**Rows:**
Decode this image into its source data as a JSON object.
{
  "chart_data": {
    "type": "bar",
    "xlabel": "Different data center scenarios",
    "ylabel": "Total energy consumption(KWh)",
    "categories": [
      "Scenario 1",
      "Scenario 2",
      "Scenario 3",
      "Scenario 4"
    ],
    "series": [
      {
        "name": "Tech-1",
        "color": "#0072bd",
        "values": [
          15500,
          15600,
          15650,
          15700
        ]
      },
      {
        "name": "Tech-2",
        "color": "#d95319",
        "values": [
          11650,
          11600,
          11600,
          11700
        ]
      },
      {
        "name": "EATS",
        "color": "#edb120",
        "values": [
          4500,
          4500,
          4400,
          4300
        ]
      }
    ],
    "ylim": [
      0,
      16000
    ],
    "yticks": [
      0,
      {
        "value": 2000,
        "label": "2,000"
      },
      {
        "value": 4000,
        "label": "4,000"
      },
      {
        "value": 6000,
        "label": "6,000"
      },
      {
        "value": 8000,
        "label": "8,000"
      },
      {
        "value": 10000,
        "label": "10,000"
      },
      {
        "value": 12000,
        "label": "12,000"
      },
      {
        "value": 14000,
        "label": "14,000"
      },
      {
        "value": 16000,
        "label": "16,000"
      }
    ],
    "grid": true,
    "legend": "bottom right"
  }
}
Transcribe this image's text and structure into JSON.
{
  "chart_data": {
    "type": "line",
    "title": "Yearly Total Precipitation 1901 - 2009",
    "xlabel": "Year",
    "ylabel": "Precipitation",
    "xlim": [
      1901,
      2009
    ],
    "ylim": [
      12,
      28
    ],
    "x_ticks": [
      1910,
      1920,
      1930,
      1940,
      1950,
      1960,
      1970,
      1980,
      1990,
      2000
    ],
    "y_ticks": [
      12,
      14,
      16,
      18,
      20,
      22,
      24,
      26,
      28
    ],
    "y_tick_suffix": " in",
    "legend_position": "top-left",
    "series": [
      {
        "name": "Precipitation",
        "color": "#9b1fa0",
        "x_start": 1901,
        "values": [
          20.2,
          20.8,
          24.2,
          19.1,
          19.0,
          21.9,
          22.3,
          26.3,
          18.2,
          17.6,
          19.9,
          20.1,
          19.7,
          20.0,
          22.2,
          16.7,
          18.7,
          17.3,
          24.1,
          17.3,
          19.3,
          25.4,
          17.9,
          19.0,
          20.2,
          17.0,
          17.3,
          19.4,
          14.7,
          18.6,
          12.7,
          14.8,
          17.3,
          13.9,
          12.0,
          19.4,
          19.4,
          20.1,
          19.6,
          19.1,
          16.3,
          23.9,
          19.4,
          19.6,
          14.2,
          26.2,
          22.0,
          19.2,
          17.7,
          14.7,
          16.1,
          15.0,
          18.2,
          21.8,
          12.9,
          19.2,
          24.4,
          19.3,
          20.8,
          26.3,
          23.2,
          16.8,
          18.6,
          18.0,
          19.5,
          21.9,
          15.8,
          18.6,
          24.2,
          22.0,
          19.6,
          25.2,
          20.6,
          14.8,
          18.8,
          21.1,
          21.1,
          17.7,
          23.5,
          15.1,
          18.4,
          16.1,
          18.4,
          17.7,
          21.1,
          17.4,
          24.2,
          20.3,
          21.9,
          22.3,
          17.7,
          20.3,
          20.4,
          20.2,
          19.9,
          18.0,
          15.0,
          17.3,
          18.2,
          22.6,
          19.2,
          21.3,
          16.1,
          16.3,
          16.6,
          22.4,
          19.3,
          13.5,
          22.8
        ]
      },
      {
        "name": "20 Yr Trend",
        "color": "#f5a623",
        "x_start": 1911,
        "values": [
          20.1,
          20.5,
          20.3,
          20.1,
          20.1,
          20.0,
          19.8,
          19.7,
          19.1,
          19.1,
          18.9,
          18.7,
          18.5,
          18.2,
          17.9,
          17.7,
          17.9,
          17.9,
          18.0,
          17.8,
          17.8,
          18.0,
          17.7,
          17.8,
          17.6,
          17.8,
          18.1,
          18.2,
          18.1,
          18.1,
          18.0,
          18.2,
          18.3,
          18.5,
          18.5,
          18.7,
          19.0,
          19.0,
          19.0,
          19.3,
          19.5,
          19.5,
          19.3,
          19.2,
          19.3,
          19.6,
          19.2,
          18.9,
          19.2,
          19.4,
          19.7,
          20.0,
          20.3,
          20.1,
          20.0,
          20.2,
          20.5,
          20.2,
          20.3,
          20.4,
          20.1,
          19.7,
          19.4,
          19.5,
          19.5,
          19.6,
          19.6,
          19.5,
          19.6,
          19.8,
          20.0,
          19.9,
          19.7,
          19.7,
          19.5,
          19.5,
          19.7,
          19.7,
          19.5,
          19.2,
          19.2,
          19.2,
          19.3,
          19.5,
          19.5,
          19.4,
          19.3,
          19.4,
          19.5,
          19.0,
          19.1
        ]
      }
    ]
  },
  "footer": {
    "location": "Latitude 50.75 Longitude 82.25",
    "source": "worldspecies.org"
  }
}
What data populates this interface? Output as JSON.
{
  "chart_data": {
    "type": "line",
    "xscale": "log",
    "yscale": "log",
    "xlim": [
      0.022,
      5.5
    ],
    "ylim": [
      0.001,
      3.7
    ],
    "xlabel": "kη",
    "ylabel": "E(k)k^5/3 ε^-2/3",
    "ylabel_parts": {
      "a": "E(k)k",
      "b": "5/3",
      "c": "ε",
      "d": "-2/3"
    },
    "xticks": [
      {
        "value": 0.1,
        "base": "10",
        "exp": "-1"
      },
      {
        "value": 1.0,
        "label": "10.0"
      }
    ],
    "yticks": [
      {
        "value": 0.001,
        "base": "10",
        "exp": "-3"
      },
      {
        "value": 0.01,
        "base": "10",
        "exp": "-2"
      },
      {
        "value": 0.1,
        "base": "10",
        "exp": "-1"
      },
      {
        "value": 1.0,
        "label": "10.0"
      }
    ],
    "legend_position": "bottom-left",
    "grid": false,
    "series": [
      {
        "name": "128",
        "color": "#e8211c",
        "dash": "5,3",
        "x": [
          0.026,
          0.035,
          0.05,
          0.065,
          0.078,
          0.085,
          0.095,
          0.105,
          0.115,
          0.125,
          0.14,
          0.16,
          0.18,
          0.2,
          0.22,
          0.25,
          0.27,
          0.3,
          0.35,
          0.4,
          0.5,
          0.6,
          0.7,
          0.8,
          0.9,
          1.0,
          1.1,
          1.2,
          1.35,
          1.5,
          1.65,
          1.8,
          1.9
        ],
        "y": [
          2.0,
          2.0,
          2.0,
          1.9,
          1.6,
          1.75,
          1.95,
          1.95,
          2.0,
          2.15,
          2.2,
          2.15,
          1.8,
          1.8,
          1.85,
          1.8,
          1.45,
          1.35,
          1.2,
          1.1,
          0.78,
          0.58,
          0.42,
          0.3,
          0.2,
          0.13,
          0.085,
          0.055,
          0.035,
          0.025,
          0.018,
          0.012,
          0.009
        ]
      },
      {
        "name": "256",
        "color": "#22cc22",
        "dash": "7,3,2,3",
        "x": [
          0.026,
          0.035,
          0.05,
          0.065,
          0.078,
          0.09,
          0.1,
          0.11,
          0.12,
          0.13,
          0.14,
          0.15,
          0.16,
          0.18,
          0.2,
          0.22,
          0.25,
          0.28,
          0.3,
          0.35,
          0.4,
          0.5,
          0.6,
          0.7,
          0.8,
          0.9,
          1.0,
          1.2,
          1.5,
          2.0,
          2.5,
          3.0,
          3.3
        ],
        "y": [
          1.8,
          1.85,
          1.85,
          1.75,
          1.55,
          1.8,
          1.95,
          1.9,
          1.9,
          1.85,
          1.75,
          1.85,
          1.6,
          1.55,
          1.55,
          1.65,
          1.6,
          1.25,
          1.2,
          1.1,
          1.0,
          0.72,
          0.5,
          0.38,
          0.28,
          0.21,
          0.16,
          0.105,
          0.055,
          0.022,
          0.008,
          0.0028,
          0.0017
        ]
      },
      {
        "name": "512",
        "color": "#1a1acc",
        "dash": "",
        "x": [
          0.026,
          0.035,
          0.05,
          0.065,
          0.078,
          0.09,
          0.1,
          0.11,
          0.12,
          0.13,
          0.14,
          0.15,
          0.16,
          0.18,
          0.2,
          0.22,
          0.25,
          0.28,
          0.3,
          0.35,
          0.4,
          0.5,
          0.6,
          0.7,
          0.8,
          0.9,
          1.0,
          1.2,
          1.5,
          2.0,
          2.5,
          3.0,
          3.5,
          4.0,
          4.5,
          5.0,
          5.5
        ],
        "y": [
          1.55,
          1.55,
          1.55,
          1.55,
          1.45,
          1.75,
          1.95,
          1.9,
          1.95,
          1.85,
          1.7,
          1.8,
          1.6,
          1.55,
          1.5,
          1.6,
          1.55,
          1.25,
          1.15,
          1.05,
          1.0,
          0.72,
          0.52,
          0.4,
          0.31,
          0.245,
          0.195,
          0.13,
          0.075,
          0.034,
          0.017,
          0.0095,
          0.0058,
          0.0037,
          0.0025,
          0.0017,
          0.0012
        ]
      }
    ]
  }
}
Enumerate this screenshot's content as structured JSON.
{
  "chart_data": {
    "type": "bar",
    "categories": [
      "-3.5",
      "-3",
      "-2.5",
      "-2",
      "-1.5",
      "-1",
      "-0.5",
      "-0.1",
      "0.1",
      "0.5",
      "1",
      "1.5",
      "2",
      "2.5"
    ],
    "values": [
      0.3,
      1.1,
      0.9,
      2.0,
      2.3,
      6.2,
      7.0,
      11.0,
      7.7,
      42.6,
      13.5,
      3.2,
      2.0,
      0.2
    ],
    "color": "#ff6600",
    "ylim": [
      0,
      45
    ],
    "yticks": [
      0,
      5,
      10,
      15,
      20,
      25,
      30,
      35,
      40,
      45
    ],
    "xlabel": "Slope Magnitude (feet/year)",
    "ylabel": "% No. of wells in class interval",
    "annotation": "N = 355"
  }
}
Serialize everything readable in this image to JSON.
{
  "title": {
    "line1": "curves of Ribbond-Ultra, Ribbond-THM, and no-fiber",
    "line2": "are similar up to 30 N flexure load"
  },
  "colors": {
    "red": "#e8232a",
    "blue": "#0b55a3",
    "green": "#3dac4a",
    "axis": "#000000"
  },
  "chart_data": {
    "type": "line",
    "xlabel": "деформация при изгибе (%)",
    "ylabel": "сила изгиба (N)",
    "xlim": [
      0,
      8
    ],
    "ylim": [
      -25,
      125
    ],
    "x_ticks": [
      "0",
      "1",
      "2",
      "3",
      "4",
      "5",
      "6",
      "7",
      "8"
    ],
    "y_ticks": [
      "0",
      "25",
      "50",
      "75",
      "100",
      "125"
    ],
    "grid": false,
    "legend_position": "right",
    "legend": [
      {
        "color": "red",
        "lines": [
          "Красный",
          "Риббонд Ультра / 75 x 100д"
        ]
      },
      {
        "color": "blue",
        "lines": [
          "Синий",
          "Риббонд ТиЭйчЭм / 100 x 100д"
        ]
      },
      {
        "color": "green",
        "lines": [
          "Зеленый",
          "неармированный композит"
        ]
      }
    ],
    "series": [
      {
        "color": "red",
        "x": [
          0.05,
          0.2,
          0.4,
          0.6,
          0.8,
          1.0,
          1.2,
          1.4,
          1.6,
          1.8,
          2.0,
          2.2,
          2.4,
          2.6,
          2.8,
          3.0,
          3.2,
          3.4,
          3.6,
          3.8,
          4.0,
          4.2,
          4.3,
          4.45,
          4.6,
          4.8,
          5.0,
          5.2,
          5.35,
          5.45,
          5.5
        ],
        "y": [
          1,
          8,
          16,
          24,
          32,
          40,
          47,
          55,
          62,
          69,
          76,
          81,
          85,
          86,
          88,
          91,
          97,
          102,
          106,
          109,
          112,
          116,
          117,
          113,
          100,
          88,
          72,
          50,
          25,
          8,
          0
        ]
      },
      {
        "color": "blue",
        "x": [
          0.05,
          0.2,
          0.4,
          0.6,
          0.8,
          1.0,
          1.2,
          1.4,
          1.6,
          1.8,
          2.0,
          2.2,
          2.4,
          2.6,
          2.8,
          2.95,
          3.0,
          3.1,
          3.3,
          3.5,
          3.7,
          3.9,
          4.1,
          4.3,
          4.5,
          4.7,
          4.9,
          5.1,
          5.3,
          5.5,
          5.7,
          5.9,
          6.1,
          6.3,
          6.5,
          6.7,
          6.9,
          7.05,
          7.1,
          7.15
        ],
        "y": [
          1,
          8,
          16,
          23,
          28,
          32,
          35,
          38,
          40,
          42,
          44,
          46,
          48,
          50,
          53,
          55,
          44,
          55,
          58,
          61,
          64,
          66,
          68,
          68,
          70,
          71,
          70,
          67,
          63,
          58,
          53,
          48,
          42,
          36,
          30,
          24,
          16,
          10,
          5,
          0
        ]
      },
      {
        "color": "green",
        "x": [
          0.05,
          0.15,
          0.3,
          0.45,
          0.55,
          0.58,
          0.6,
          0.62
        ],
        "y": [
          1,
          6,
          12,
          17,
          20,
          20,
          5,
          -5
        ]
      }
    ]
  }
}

**Required work:**
Give only the number of lines in the material above that hold the word "xlabel".

**Output of the task:**
5